*WHAT YOU WILL DO*: Below are the records; locate each line with the word "Senin" and copy it.

[start of RAW RECORDS]

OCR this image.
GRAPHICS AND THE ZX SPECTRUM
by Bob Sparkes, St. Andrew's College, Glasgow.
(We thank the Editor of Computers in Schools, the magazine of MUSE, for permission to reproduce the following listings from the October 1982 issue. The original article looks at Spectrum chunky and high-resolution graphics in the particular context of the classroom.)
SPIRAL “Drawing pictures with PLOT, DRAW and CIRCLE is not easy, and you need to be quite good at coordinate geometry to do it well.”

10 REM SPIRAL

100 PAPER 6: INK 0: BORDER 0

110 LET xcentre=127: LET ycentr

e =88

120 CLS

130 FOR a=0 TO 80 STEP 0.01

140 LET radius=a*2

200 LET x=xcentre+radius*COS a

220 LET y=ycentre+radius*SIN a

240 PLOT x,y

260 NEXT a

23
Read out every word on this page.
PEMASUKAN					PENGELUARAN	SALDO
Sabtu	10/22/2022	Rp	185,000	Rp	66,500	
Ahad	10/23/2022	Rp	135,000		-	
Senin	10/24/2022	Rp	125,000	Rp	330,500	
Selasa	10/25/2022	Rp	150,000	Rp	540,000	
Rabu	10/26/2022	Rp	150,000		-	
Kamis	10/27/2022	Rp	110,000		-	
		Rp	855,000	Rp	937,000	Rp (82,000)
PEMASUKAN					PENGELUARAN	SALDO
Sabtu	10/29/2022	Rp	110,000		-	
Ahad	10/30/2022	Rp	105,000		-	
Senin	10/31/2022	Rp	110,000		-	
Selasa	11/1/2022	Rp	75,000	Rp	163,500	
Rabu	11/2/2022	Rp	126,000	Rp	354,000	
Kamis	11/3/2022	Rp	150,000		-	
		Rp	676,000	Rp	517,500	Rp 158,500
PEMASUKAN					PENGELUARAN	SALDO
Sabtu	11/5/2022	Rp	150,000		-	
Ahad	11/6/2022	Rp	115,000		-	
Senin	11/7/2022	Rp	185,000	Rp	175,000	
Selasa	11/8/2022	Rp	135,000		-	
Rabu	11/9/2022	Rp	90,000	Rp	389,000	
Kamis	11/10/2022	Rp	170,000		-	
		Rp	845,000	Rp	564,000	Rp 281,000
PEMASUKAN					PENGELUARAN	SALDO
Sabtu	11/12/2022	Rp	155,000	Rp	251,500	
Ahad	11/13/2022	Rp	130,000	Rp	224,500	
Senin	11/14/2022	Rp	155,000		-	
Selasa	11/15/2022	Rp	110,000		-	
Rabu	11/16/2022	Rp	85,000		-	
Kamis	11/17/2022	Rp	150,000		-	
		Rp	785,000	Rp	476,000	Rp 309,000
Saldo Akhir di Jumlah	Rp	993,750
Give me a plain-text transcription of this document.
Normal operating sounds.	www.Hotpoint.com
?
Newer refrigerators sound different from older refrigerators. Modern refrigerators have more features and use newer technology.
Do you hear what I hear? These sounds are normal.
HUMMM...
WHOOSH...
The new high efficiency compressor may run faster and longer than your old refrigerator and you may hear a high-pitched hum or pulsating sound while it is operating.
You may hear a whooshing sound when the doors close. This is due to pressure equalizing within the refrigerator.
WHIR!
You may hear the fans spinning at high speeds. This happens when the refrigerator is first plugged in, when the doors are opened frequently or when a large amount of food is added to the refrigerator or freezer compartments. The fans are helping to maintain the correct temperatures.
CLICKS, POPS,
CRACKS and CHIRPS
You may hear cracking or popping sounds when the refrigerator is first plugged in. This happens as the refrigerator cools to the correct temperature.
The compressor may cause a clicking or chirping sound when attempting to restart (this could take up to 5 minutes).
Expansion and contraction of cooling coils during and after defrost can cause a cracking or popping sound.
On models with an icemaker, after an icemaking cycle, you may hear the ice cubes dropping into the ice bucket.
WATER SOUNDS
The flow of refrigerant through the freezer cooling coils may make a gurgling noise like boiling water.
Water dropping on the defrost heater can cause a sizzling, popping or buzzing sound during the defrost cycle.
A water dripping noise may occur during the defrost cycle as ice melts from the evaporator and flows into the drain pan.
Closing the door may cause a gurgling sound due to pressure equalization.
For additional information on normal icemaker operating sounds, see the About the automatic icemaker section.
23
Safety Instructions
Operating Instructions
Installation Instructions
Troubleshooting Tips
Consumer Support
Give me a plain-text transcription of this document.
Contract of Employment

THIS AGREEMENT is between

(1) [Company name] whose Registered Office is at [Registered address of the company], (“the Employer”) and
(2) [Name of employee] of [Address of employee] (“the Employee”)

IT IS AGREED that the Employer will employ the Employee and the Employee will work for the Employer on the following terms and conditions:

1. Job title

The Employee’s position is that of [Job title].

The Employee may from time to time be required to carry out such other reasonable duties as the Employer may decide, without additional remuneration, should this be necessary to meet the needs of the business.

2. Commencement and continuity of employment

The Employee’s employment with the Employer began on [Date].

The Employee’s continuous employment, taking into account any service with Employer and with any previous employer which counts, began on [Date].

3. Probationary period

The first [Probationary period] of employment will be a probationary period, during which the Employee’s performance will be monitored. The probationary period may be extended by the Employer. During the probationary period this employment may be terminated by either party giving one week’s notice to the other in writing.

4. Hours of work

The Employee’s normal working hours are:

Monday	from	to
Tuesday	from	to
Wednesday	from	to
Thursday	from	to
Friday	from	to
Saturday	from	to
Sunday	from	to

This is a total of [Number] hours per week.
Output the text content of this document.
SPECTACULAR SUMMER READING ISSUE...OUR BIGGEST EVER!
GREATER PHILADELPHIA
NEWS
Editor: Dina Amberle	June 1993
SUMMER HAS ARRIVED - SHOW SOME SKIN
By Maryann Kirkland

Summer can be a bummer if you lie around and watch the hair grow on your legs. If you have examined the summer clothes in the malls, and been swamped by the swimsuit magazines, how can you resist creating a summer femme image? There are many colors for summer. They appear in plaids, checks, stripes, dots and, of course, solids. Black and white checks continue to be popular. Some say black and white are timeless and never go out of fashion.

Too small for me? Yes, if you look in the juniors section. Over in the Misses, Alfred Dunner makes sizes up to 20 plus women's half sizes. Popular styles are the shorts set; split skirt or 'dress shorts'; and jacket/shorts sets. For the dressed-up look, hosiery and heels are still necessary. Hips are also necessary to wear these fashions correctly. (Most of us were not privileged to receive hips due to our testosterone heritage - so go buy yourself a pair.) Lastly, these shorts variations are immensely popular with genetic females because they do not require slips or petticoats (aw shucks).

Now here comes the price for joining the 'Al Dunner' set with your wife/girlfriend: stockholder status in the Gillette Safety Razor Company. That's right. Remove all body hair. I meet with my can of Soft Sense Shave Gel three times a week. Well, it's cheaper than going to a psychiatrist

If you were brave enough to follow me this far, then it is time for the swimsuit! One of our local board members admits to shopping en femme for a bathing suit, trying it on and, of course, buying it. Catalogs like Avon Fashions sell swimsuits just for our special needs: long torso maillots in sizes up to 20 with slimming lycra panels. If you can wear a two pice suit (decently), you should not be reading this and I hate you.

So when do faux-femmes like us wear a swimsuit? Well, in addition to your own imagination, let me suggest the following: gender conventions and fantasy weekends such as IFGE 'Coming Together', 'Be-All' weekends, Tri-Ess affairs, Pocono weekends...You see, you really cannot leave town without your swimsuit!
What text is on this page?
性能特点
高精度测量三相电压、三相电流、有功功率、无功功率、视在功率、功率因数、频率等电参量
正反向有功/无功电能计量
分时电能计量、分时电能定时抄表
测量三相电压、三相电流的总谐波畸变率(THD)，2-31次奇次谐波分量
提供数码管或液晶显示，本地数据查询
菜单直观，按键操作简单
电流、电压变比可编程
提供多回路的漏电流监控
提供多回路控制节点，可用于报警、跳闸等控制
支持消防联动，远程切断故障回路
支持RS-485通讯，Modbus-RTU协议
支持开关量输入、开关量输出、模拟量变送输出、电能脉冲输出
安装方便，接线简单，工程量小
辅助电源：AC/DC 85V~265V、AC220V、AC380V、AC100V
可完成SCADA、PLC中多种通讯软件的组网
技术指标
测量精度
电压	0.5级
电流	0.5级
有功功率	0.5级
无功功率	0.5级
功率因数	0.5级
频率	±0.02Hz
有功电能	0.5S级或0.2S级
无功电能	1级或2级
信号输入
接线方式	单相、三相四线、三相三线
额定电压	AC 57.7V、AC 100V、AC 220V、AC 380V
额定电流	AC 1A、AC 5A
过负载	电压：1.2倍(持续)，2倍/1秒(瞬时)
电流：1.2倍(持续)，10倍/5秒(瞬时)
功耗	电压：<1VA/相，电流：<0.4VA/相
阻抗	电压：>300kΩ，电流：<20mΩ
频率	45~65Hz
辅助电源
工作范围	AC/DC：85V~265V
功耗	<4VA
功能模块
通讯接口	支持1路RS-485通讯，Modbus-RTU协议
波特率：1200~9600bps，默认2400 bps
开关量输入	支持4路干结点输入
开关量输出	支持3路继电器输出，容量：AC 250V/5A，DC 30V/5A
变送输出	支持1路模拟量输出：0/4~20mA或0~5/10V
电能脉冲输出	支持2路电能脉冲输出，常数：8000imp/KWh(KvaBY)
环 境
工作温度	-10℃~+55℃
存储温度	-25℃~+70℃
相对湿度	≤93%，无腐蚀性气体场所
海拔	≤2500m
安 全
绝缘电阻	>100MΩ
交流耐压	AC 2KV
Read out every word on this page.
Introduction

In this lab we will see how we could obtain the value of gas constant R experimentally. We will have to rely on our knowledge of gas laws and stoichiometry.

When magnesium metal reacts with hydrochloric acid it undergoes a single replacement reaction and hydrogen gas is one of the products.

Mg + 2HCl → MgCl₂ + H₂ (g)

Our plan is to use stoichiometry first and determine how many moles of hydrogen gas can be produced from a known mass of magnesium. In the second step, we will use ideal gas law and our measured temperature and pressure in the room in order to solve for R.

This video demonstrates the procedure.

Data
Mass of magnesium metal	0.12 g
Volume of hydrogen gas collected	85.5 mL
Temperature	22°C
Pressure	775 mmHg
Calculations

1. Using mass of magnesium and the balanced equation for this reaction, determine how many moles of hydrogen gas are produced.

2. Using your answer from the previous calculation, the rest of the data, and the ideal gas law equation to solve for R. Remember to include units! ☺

[end of RAW RECORDS]

*EXERCISE RESPONSE*:
Senin	10/24/2022	Rp	125,000	Rp	330,500	
Senin	10/31/2022	Rp	110,000		-	
Senin	11/7/2022	Rp	185,000	Rp	175,000	
Senin	11/14/2022	Rp	155,000		-	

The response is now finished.